> _RECORDS TO USE_
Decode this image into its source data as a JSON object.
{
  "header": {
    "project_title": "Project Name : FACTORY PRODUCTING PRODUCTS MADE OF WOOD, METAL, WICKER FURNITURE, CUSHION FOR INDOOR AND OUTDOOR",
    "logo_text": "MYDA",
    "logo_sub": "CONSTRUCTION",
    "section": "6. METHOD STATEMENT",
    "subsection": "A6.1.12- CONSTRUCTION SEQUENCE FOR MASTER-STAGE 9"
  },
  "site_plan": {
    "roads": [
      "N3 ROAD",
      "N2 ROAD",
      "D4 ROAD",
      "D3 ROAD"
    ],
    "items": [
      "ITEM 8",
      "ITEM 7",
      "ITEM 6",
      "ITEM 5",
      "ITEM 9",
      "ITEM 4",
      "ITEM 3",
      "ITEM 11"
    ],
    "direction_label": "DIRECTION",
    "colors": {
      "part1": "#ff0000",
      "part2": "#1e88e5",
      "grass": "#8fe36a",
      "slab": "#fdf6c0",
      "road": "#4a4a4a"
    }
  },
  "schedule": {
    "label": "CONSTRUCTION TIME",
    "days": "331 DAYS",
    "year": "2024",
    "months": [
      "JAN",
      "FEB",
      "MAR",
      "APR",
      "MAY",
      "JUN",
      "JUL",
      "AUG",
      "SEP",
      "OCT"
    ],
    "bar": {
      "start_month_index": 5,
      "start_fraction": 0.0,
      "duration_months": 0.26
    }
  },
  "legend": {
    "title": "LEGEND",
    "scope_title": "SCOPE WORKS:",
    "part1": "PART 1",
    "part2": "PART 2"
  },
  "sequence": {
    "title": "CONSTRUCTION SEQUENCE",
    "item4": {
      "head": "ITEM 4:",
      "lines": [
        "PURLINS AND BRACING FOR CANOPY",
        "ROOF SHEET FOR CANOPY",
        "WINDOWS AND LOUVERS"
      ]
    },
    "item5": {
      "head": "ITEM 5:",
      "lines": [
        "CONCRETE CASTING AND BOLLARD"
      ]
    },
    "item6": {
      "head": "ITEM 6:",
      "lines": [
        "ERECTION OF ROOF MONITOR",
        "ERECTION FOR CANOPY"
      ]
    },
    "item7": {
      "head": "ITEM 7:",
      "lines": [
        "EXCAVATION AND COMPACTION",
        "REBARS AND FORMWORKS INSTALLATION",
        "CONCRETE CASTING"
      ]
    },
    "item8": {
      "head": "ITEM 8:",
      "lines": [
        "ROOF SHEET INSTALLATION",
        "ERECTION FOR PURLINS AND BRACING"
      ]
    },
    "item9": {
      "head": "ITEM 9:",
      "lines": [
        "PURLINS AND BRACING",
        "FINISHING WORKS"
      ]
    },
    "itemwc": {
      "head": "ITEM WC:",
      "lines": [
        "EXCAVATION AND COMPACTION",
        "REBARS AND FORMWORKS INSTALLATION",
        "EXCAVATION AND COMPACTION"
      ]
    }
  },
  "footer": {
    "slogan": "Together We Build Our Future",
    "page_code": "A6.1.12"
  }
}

> _EXERCISE GOAL_
Print every entry exactly as written.

> _EXERCISE RESULT_
Decode this image into its source data as a JSON object.
{
  "header": {
    "project_title": "Project Name : FACTORY PRODUCTING PRODUCTS MADE OF WOOD, METAL, WICKER FURNITURE, CUSHION FOR INDOOR AND OUTDOOR",
    "logo_text": "MYDA",
    "logo_sub": "CONSTRUCTION",
    "section": "6. METHOD STATEMENT",
    "subsection": "A6.1.12- CONSTRUCTION SEQUENCE FOR MASTER-STAGE 9"
  },
  "site_plan": {
    "roads": [
      "N3 ROAD",
      "N2 ROAD",
      "D4 ROAD",
      "D3 ROAD"
    ],
    "items": [
      "ITEM 8",
      "ITEM 7",
      "ITEM 6",
      "ITEM 5",
      "ITEM 9",
      "ITEM 4",
      "ITEM 3",
      "ITEM 11"
    ],
    "direction_label": "DIRECTION",
    "colors": {
      "part1": "#ff0000",
      "part2": "#1e88e5",
      "grass": "#8fe36a",
      "slab": "#fdf6c0",
      "road": "#4a4a4a"
    }
  },
  "schedule": {
    "label": "CONSTRUCTION TIME",
    "days": "331 DAYS",
    "year": "2024",
    "months": [
      "JAN",
      "FEB",
      "MAR",
      "APR",
      "MAY",
      "JUN",
      "JUL",
      "AUG",
      "SEP",
      "OCT"
    ],
    "bar": {
      "start_month_index": 5,
      "start_fraction": 0.0,
      "duration_months": 0.26
    }
  },
  "legend": {
    "title": "LEGEND",
    "scope_title": "SCOPE WORKS:",
    "part1": "PART 1",
    "part2": "PART 2"
  },
  "sequence": {
    "title": "CONSTRUCTION SEQUENCE",
    "item4": {
      "head": "ITEM 4:",
      "lines": [
        "PURLINS AND BRACING FOR CANOPY",
        "ROOF SHEET FOR CANOPY",
        "WINDOWS AND LOUVERS"
      ]
    },
    "item5": {
      "head": "ITEM 5:",
      "lines": [
        "CONCRETE CASTING AND BOLLARD"
      ]
    },
    "item6": {
      "head": "ITEM 6:",
      "lines": [
        "ERECTION OF ROOF MONITOR",
        "ERECTION FOR CANOPY"
      ]
    },
    "item7": {
      "head": "ITEM 7:",
      "lines": [
        "EXCAVATION AND COMPACTION",
        "REBARS AND FORMWORKS INSTALLATION",
        "CONCRETE CASTING"
      ]
    },
    "item8": {
      "head": "ITEM 8:",
      "lines": [
        "ROOF SHEET INSTALLATION",
        "ERECTION FOR PURLINS AND BRACING"
      ]
    },
    "item9": {
      "head": "ITEM 9:",
      "lines": [
        "PURLINS AND BRACING",
        "FINISHING WORKS"
      ]
    },
    "itemwc": {
      "head": "ITEM WC:",
      "lines": [
        "EXCAVATION AND COMPACTION",
        "REBARS AND FORMWORKS INSTALLATION",
        "EXCAVATION AND COMPACTION"
      ]
    }
  },
  "footer": {
    "slogan": "Together We Build Our Future",
    "page_code": "A6.1.12"
  }
}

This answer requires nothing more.